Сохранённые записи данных
*-*-*
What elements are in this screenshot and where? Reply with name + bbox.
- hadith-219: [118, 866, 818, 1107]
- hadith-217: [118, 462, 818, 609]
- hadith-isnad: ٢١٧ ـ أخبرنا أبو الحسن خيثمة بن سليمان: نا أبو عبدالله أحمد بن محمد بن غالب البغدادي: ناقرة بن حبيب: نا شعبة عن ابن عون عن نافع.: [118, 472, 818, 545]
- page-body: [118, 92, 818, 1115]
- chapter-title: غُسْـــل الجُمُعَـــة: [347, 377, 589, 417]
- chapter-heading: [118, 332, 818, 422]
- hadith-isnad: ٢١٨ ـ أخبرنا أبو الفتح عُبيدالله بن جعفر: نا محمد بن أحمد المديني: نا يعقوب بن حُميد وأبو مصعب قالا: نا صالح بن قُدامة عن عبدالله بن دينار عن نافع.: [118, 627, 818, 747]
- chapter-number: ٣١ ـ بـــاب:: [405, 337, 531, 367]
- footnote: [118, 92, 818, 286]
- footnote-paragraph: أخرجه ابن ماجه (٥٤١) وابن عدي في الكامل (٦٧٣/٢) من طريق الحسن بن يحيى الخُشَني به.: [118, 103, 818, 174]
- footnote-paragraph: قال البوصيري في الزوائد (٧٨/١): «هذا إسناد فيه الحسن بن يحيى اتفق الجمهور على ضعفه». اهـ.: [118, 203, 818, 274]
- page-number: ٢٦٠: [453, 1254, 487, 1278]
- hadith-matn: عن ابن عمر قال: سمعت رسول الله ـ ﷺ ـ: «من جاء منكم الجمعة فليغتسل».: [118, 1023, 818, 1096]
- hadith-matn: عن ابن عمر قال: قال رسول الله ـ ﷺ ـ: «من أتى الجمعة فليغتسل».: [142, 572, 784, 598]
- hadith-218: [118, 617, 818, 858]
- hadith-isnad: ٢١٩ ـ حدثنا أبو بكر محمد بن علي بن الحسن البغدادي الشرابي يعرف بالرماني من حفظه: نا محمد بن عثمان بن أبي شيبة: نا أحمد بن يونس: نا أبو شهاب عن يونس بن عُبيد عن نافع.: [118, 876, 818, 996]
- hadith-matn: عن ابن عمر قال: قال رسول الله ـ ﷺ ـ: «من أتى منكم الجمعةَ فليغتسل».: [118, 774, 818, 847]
*-*-*
УСЛОВИЕ ЗАДАЧИ >> Перепишите строки материала выше в виде нумерованного списка, пропустив пустые строки.

ОТВЕТ К ЗАДАЧЕ >>
1. What elements are in this screenshot and where? Reply with name + bbox.
2. - hadith-219: [118, 866, 818, 1107]
3. - hadith-217: [118, 462, 818, 609]
4. - hadith-isnad: ٢١٧ ـ أخبرنا أبو الحسن خيثمة بن سليمان: نا أبو عبدالله أحمد بن محمد بن غالب البغدادي: ناقرة بن حبيب: نا شعبة عن ابن عون عن نافع.: [118, 472, 818, 545]
5. - page-body: [118, 92, 818, 1115]
6. - chapter-title: غُسْـــل الجُمُعَـــة: [347, 377, 589, 417]
7. - chapter-heading: [118, 332, 818, 422]
8. - hadith-isnad: ٢١٨ ـ أخبرنا أبو الفتح عُبيدالله بن جعفر: نا محمد بن أحمد المديني: نا يعقوب بن حُميد وأبو مصعب قالا: نا صالح بن قُدامة عن عبدالله بن دينار عن نافع.: [118, 627, 818, 747]
9. - chapter-number: ٣١ ـ بـــاب:: [405, 337, 531, 367]
10. - footnote: [118, 92, 818, 286]
11. - footnote-paragraph: أخرجه ابن ماجه (٥٤١) وابن عدي في الكامل (٦٧٣/٢) من طريق الحسن بن يحيى الخُشَني به.: [118, 103, 818, 174]
12. - footnote-paragraph: قال البوصيري في الزوائد (٧٨/١): «هذا إسناد فيه الحسن بن يحيى اتفق الجمهور على ضعفه». اهـ.: [118, 203, 818, 274]
13. - page-number: ٢٦٠: [453, 1254, 487, 1278]
14. - hadith-matn: عن ابن عمر قال: سمعت رسول الله ـ ﷺ ـ: «من جاء منكم الجمعة فليغتسل».: [118, 1023, 818, 1096]
15. - hadith-matn: عن ابن عمر قال: قال رسول الله ـ ﷺ ـ: «من أتى الجمعة فليغتسل».: [142, 572, 784, 598]
16. - hadith-218: [118, 617, 818, 858]
17. - hadith-isnad: ٢١٩ ـ حدثنا أبو بكر محمد بن علي بن الحسن البغدادي الشرابي يعرف بالرماني من حفظه: نا محمد بن عثمان بن أبي شيبة: نا أحمد بن يونس: نا أبو شهاب عن يونس بن عُبيد عن نافع.: [118, 876, 818, 996]
18. - hadith-matn: عن ابن عمر قال: قال رسول الله ـ ﷺ ـ: «من أتى منكم الجمعةَ فليغتسل».: [118, 774, 818, 847]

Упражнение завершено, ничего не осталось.